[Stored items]
#####
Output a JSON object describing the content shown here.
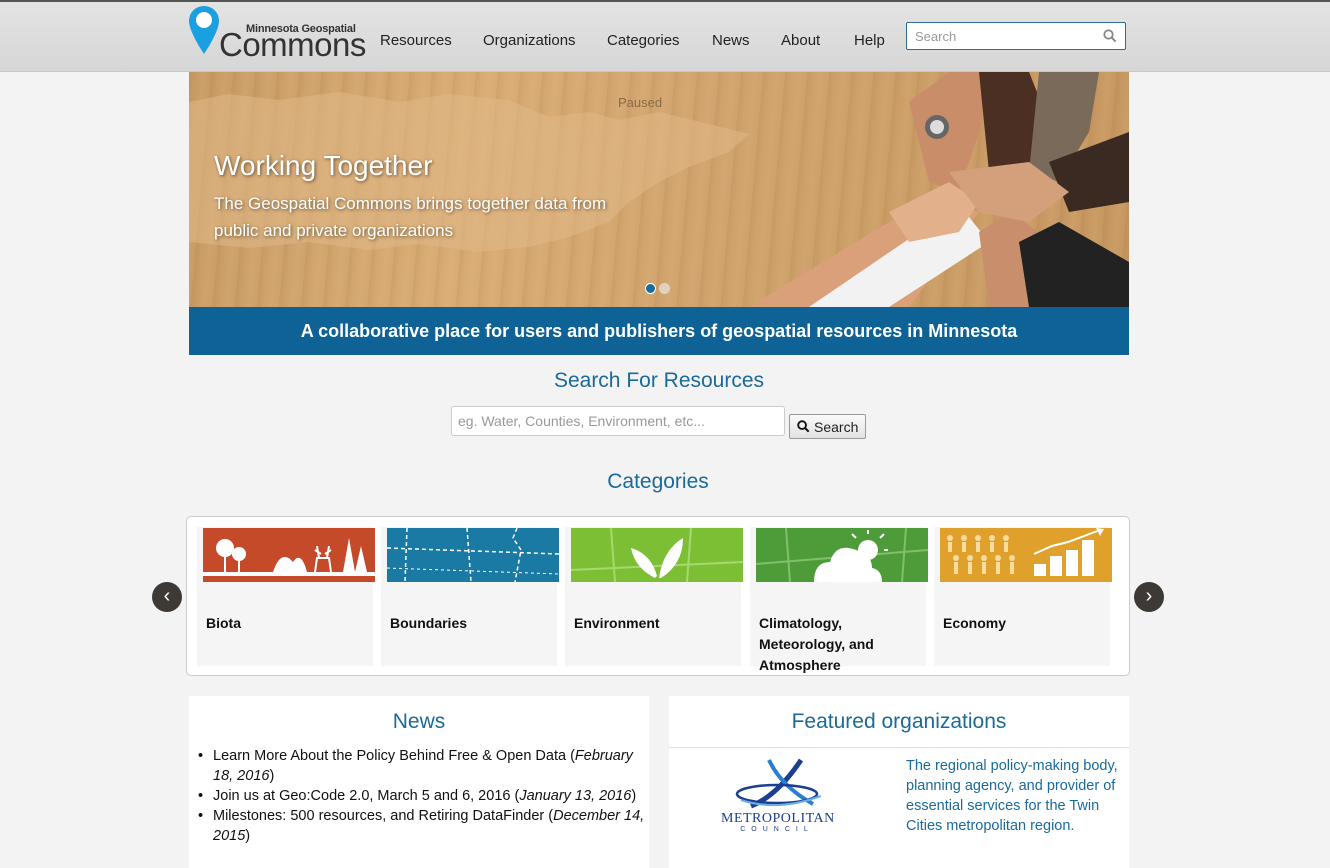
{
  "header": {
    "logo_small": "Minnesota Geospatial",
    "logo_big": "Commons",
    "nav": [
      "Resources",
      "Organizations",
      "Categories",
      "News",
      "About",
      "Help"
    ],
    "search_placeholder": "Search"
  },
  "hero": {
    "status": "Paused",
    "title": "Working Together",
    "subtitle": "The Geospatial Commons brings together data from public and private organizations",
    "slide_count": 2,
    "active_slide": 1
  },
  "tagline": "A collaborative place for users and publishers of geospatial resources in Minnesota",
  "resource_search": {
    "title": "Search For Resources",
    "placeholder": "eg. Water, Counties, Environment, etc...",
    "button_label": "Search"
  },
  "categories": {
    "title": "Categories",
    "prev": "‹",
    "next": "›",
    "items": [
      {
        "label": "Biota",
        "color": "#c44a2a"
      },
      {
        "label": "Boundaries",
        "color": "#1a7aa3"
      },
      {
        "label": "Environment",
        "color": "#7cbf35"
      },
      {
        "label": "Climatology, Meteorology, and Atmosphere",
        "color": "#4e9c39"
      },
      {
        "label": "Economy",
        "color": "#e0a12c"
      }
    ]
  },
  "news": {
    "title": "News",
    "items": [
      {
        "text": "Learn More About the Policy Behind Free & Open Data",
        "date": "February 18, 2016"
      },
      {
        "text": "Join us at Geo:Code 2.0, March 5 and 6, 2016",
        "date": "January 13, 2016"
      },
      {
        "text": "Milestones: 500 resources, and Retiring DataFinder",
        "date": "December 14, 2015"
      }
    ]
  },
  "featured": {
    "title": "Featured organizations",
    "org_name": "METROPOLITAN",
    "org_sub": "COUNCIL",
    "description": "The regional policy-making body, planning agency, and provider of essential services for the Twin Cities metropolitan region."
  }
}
#####
*Aim*
Copy out all lines above that include the string "color".

*Correct answer*
        "color": "#c44a2a"
        "color": "#1a7aa3"
        "color": "#7cbf35"
        "color": "#4e9c39"
        "color": "#e0a12c"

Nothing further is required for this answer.